- Records -
--*--
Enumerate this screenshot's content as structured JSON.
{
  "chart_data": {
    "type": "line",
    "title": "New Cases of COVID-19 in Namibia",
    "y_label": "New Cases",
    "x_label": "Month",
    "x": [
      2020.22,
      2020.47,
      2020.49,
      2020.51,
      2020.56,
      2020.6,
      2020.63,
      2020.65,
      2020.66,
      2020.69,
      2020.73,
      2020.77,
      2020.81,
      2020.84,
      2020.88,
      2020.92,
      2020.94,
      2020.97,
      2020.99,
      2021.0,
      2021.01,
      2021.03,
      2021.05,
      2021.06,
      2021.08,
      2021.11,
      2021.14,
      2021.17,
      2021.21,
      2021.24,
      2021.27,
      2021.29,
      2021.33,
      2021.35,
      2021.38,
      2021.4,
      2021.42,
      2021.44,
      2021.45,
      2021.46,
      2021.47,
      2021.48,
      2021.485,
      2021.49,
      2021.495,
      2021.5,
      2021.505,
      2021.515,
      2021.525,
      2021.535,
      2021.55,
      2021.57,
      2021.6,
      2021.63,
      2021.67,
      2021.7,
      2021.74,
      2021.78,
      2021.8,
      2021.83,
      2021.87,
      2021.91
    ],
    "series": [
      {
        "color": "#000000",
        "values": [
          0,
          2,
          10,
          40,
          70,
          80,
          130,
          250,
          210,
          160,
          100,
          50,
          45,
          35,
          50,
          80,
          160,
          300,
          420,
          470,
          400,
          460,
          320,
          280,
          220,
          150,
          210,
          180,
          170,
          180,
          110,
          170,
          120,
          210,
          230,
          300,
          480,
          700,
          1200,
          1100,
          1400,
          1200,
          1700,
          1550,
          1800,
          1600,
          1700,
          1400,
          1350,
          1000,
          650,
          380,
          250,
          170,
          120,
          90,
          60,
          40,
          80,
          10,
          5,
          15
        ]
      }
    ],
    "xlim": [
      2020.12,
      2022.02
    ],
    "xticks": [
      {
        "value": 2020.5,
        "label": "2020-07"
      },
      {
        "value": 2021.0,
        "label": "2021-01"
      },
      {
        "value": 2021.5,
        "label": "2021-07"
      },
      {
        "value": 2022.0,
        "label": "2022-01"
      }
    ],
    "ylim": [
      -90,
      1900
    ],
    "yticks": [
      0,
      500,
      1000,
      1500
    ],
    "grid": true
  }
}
--*--
Please output the complete data exactly.

Enumerate this screenshot's content as structured JSON.
{
  "chart_data": {
    "type": "line",
    "title": "New Cases of COVID-19 in Namibia",
    "y_label": "New Cases",
    "x_label": "Month",
    "x": [
      2020.22,
      2020.47,
      2020.49,
      2020.51,
      2020.56,
      2020.6,
      2020.63,
      2020.65,
      2020.66,
      2020.69,
      2020.73,
      2020.77,
      2020.81,
      2020.84,
      2020.88,
      2020.92,
      2020.94,
      2020.97,
      2020.99,
      2021.0,
      2021.01,
      2021.03,
      2021.05,
      2021.06,
      2021.08,
      2021.11,
      2021.14,
      2021.17,
      2021.21,
      2021.24,
      2021.27,
      2021.29,
      2021.33,
      2021.35,
      2021.38,
      2021.4,
      2021.42,
      2021.44,
      2021.45,
      2021.46,
      2021.47,
      2021.48,
      2021.485,
      2021.49,
      2021.495,
      2021.5,
      2021.505,
      2021.515,
      2021.525,
      2021.535,
      2021.55,
      2021.57,
      2021.6,
      2021.63,
      2021.67,
      2021.7,
      2021.74,
      2021.78,
      2021.8,
      2021.83,
      2021.87,
      2021.91
    ],
    "series": [
      {
        "color": "#000000",
        "values": [
          0,
          2,
          10,
          40,
          70,
          80,
          130,
          250,
          210,
          160,
          100,
          50,
          45,
          35,
          50,
          80,
          160,
          300,
          420,
          470,
          400,
          460,
          320,
          280,
          220,
          150,
          210,
          180,
          170,
          180,
          110,
          170,
          120,
          210,
          230,
          300,
          480,
          700,
          1200,
          1100,
          1400,
          1200,
          1700,
          1550,
          1800,
          1600,
          1700,
          1400,
          1350,
          1000,
          650,
          380,
          250,
          170,
          120,
          90,
          60,
          40,
          80,
          10,
          5,
          15
        ]
      }
    ],
    "xlim": [
      2020.12,
      2022.02
    ],
    "xticks": [
      {
        "value": 2020.5,
        "label": "2020-07"
      },
      {
        "value": 2021.0,
        "label": "2021-01"
      },
      {
        "value": 2021.5,
        "label": "2021-07"
      },
      {
        "value": 2022.0,
        "label": "2022-01"
      }
    ],
    "ylim": [
      -90,
      1900
    ],
    "yticks": [
      0,
      500,
      1000,
      1500
    ],
    "grid": true
  }
}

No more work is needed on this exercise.